** Dati a disposizione **
>>>
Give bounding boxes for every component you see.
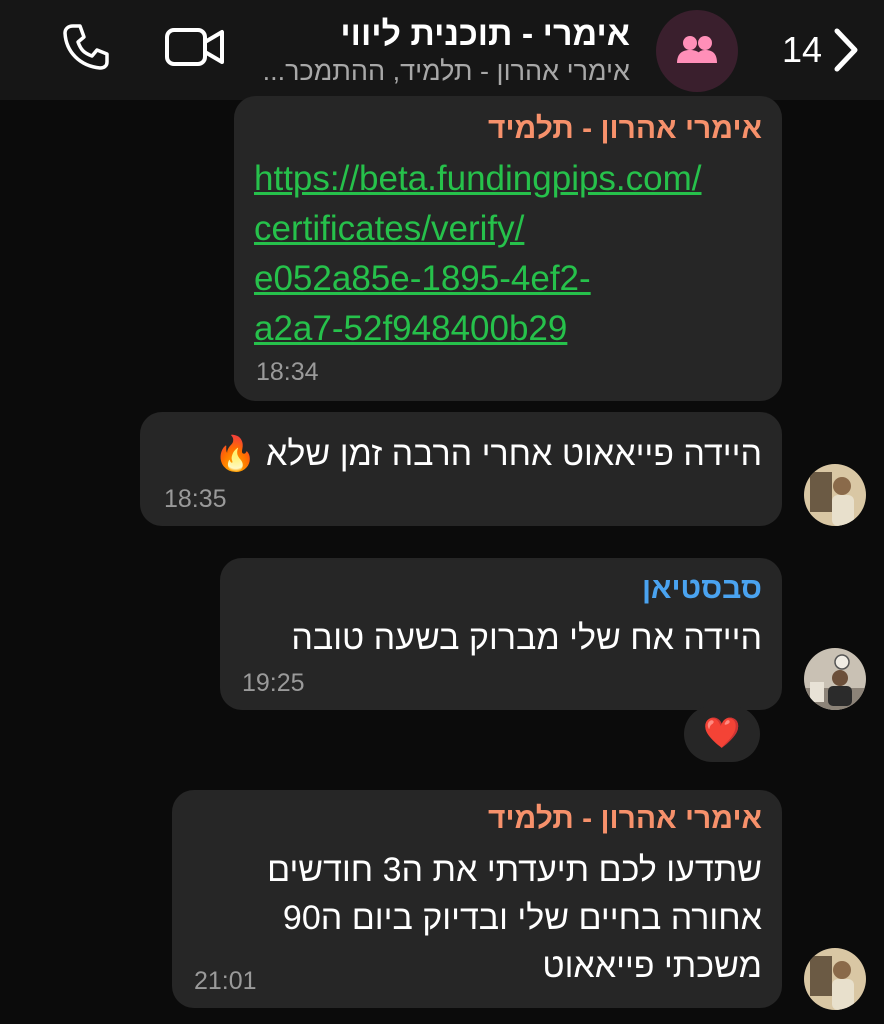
<<<
>>>
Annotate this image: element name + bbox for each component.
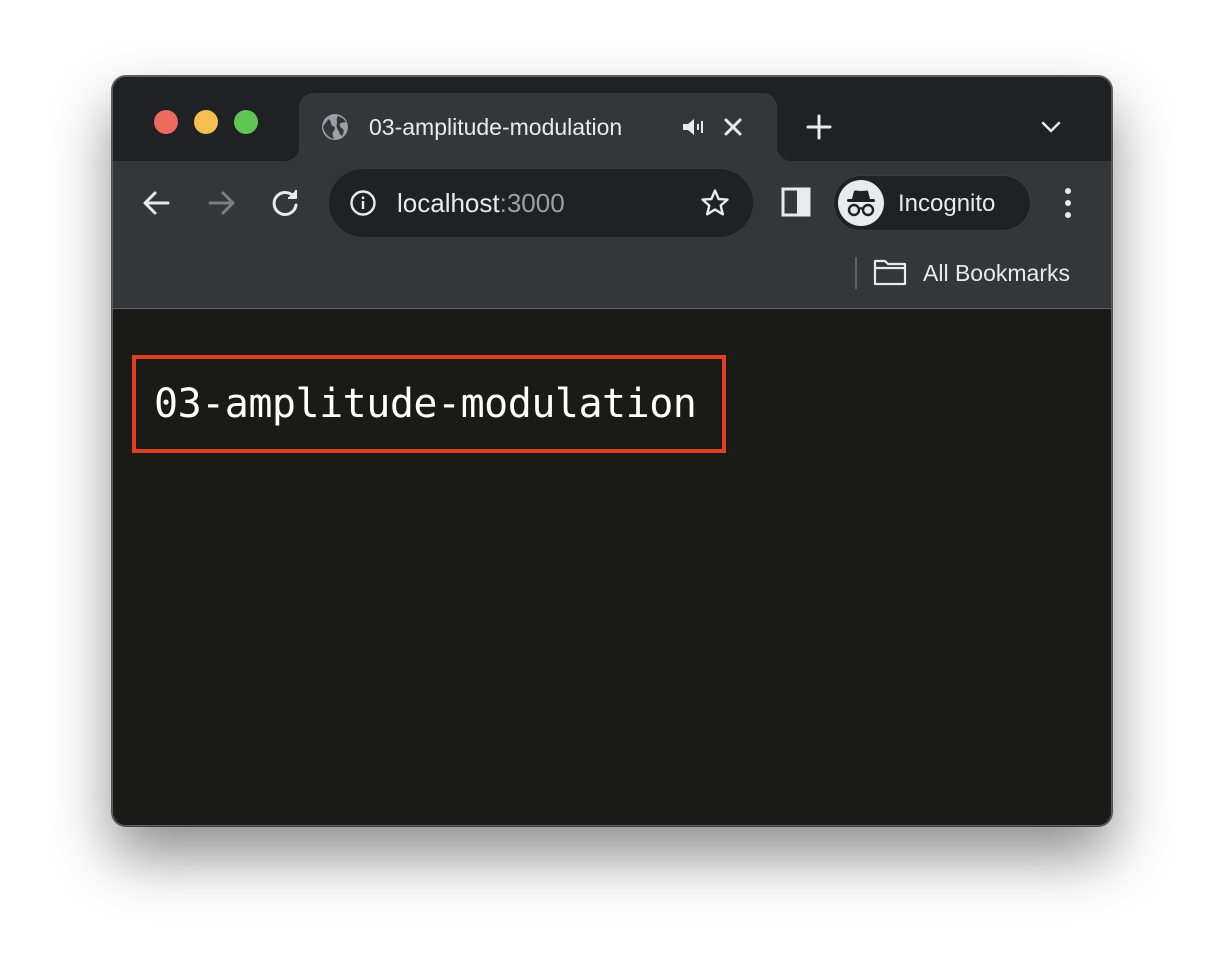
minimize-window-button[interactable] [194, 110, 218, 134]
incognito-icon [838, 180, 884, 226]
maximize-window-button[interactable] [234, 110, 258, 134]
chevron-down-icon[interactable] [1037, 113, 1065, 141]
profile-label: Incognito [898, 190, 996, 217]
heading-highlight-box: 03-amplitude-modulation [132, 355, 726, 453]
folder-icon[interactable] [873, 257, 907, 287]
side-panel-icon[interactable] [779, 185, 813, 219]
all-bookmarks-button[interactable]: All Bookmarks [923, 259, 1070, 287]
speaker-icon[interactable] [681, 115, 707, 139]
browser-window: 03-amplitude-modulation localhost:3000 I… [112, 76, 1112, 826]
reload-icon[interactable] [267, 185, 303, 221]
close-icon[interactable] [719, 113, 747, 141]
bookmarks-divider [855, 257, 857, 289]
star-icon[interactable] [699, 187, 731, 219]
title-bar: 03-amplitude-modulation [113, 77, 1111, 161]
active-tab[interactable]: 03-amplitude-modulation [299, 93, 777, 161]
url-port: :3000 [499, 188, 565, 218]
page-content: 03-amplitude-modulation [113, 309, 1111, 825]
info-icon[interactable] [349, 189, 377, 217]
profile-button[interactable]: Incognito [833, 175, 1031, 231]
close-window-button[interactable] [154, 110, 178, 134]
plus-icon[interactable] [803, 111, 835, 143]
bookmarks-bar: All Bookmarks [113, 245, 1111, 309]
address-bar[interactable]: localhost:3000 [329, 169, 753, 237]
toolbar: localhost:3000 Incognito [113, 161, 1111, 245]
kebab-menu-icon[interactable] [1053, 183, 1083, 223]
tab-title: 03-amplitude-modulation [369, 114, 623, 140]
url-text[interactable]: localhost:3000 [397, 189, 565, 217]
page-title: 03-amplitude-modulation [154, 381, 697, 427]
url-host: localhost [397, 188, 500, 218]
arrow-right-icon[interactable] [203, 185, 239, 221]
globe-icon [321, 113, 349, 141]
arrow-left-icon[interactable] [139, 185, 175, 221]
<<<
** Obiettivo **
Puoi ricopiare dall'elenco, senza alcuna modifica, le righe che partono da quella con "Annotate this image: element" e arrivano fino a quella con "address-bar[interactable]: localhost:3000 [329, 169, 753, 237]", entrambe incluse, tralasciando le immagini?

** Risposta svolta **
Annotate this image: element name + bbox for each component.
minimize-window-button[interactable] [194, 110, 218, 134]
incognito-icon [838, 180, 884, 226]
maximize-window-button[interactable] [234, 110, 258, 134]
chevron-down-icon[interactable] [1037, 113, 1065, 141]
profile-label: Incognito [898, 190, 996, 217]
heading-highlight-box: 03-amplitude-modulation [132, 355, 726, 453]
folder-icon[interactable] [873, 257, 907, 287]
side-panel-icon[interactable] [779, 185, 813, 219]
all-bookmarks-button[interactable]: All Bookmarks [923, 259, 1070, 287]
speaker-icon[interactable] [681, 115, 707, 139]
browser-window: 03-amplitude-modulation localhost:3000 I… [112, 76, 1112, 826]
reload-icon[interactable] [267, 185, 303, 221]
close-icon[interactable] [719, 113, 747, 141]
bookmarks-divider [855, 257, 857, 289]
star-icon[interactable] [699, 187, 731, 219]
title-bar: 03-amplitude-modulation [113, 77, 1111, 161]
active-tab[interactable]: 03-amplitude-modulation [299, 93, 777, 161]
url-port: :3000 [499, 188, 565, 218]
page-content: 03-amplitude-modulation [113, 309, 1111, 825]
info-icon[interactable] [349, 189, 377, 217]
profile-button[interactable]: Incognito [833, 175, 1031, 231]
close-window-button[interactable] [154, 110, 178, 134]
plus-icon[interactable] [803, 111, 835, 143]
bookmarks-bar: All Bookmarks [113, 245, 1111, 309]
address-bar[interactable]: localhost:3000 [329, 169, 753, 237]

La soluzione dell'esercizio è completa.